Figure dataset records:

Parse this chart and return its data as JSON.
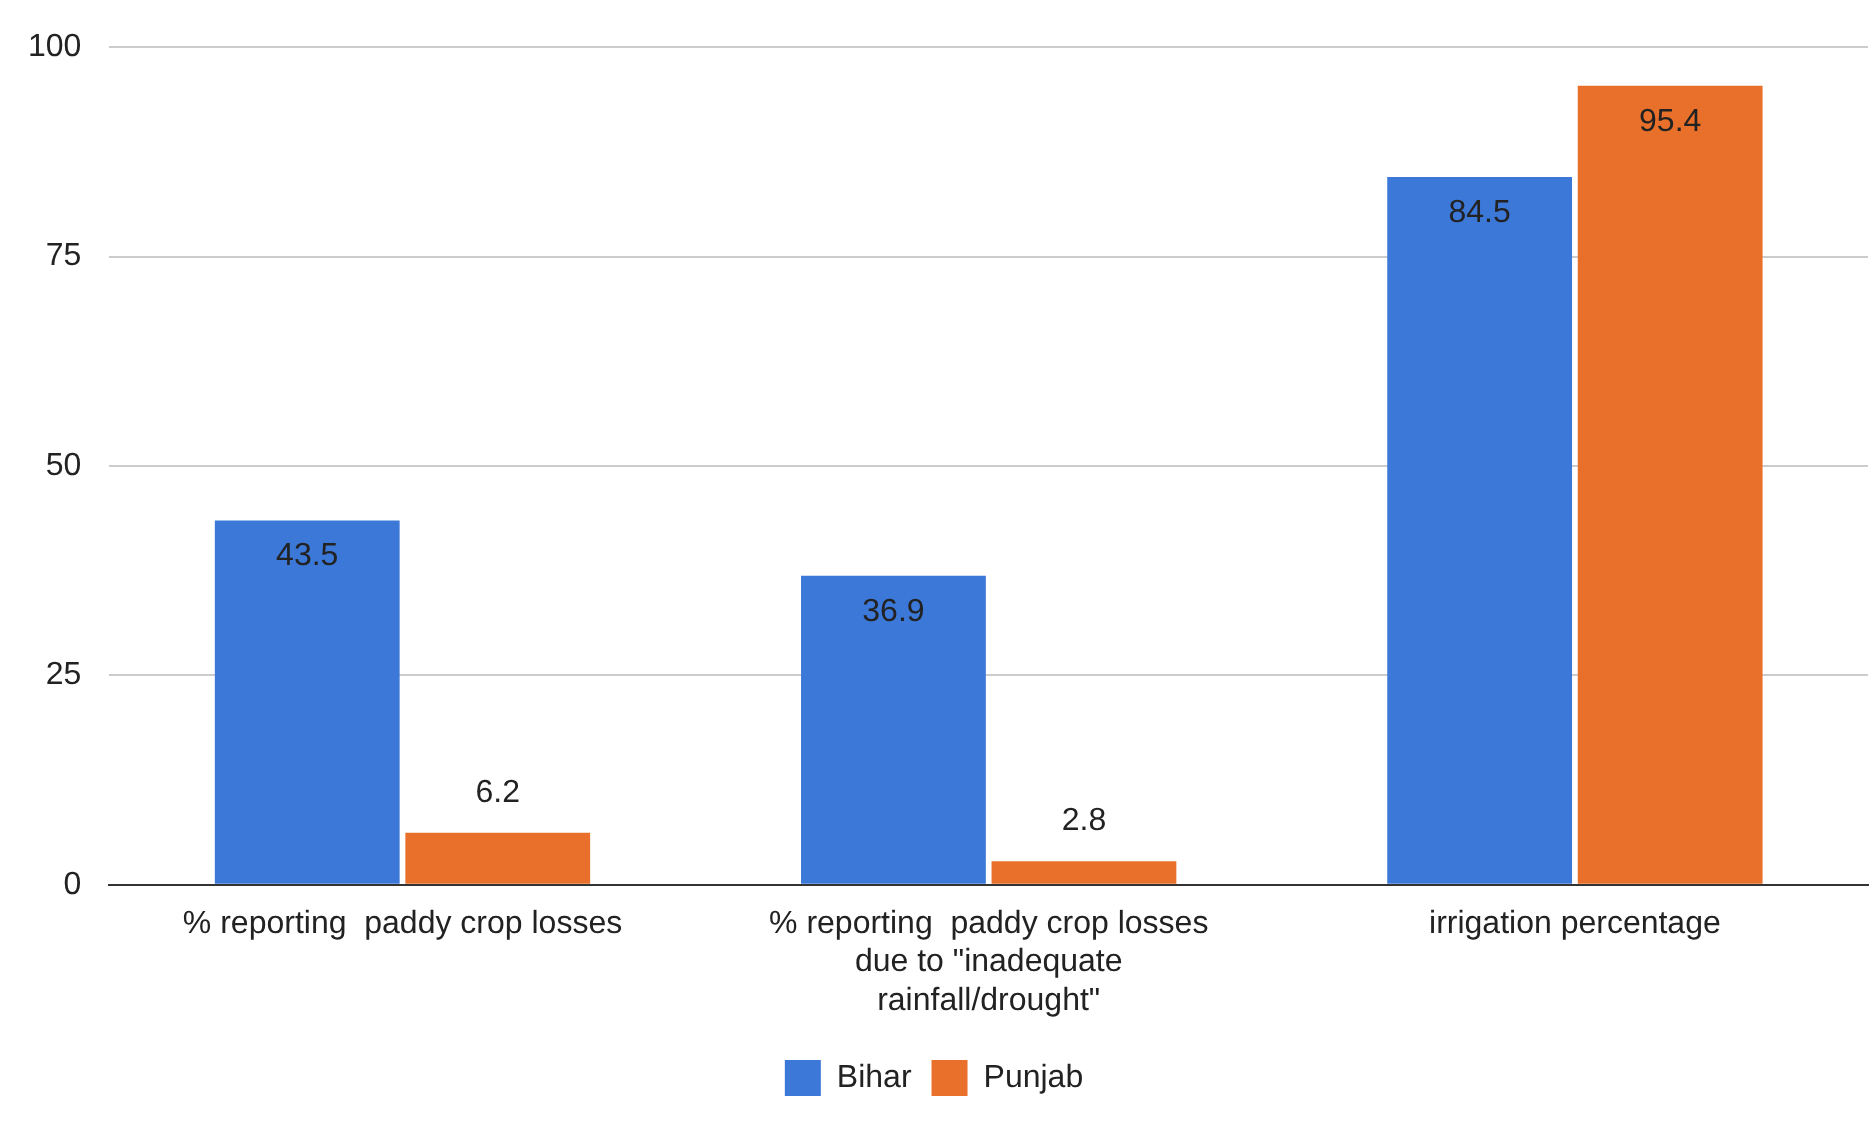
{
  "chart_data": {
    "type": "bar",
    "categories": [
      "% reporting  paddy crop losses",
      "% reporting  paddy crop losses due to \"inadequate rainfall/drought\"",
      "irrigation percentage"
    ],
    "series": [
      {
        "name": "Bihar",
        "color": "#3c78d8",
        "values": [
          43.5,
          36.9,
          84.5
        ]
      },
      {
        "name": "Punjab",
        "color": "#e8702a",
        "values": [
          6.2,
          2.8,
          95.4
        ]
      }
    ],
    "ylim": [
      0,
      100
    ],
    "yticks": [
      0,
      25,
      50,
      75,
      100
    ],
    "grid": "y",
    "legend": "bottom",
    "data_labels": true
  }
}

• What to do: Strip out the pictures and quote the remaining data word for word.

• Reply:
Parse this chart and return its data as JSON.
{
  "chart_data": {
    "type": "bar",
    "categories": [
      "% reporting  paddy crop losses",
      "% reporting  paddy crop losses due to \"inadequate rainfall/drought\"",
      "irrigation percentage"
    ],
    "series": [
      {
        "name": "Bihar",
        "color": "#3c78d8",
        "values": [
          43.5,
          36.9,
          84.5
        ]
      },
      {
        "name": "Punjab",
        "color": "#e8702a",
        "values": [
          6.2,
          2.8,
          95.4
        ]
      }
    ],
    "ylim": [
      0,
      100
    ],
    "yticks": [
      0,
      25,
      50,
      75,
      100
    ],
    "grid": "y",
    "legend": "bottom",
    "data_labels": true
  }
}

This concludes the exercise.